------ MATERIAL FOR THIS EXERCISE ------
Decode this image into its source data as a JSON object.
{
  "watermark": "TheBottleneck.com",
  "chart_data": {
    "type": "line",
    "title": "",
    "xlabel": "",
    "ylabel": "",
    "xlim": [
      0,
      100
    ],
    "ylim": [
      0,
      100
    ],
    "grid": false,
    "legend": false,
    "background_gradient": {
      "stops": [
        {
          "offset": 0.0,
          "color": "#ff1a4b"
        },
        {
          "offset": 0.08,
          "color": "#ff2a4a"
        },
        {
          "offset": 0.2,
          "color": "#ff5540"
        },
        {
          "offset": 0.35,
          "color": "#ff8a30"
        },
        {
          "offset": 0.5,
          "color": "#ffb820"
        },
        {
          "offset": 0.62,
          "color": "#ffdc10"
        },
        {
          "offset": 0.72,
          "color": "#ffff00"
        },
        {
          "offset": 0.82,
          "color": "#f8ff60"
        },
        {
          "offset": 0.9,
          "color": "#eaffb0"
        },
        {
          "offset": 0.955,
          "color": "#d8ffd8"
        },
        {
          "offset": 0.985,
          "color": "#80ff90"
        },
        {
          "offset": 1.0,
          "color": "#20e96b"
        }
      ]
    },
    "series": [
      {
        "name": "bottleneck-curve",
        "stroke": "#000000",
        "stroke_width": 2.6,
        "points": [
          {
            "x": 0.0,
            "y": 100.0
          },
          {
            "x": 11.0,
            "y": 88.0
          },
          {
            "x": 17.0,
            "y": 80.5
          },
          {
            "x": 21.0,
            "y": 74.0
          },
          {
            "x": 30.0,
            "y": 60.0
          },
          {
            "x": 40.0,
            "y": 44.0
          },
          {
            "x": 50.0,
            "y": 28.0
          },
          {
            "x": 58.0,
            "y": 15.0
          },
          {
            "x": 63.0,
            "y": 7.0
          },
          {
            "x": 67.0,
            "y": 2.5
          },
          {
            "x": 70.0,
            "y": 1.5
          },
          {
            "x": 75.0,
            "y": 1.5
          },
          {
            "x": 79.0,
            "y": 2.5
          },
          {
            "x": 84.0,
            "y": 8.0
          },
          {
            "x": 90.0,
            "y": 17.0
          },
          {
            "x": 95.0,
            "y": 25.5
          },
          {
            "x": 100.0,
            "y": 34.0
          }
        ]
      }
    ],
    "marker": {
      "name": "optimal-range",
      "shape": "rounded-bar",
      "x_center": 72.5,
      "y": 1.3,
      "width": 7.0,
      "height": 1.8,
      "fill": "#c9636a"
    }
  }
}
------
_YOUR OBJECTIVE_.
Restate the listing in full, word for word.

_FULL OUTPUT_.
Decode this image into its source data as a JSON object.
{
  "watermark": "TheBottleneck.com",
  "chart_data": {
    "type": "line",
    "title": "",
    "xlabel": "",
    "ylabel": "",
    "xlim": [
      0,
      100
    ],
    "ylim": [
      0,
      100
    ],
    "grid": false,
    "legend": false,
    "background_gradient": {
      "stops": [
        {
          "offset": 0.0,
          "color": "#ff1a4b"
        },
        {
          "offset": 0.08,
          "color": "#ff2a4a"
        },
        {
          "offset": 0.2,
          "color": "#ff5540"
        },
        {
          "offset": 0.35,
          "color": "#ff8a30"
        },
        {
          "offset": 0.5,
          "color": "#ffb820"
        },
        {
          "offset": 0.62,
          "color": "#ffdc10"
        },
        {
          "offset": 0.72,
          "color": "#ffff00"
        },
        {
          "offset": 0.82,
          "color": "#f8ff60"
        },
        {
          "offset": 0.9,
          "color": "#eaffb0"
        },
        {
          "offset": 0.955,
          "color": "#d8ffd8"
        },
        {
          "offset": 0.985,
          "color": "#80ff90"
        },
        {
          "offset": 1.0,
          "color": "#20e96b"
        }
      ]
    },
    "series": [
      {
        "name": "bottleneck-curve",
        "stroke": "#000000",
        "stroke_width": 2.6,
        "points": [
          {
            "x": 0.0,
            "y": 100.0
          },
          {
            "x": 11.0,
            "y": 88.0
          },
          {
            "x": 17.0,
            "y": 80.5
          },
          {
            "x": 21.0,
            "y": 74.0
          },
          {
            "x": 30.0,
            "y": 60.0
          },
          {
            "x": 40.0,
            "y": 44.0
          },
          {
            "x": 50.0,
            "y": 28.0
          },
          {
            "x": 58.0,
            "y": 15.0
          },
          {
            "x": 63.0,
            "y": 7.0
          },
          {
            "x": 67.0,
            "y": 2.5
          },
          {
            "x": 70.0,
            "y": 1.5
          },
          {
            "x": 75.0,
            "y": 1.5
          },
          {
            "x": 79.0,
            "y": 2.5
          },
          {
            "x": 84.0,
            "y": 8.0
          },
          {
            "x": 90.0,
            "y": 17.0
          },
          {
            "x": 95.0,
            "y": 25.5
          },
          {
            "x": 100.0,
            "y": 34.0
          }
        ]
      }
    ],
    "marker": {
      "name": "optimal-range",
      "shape": "rounded-bar",
      "x_center": 72.5,
      "y": 1.3,
      "width": 7.0,
      "height": 1.8,
      "fill": "#c9636a"
    }
  }
}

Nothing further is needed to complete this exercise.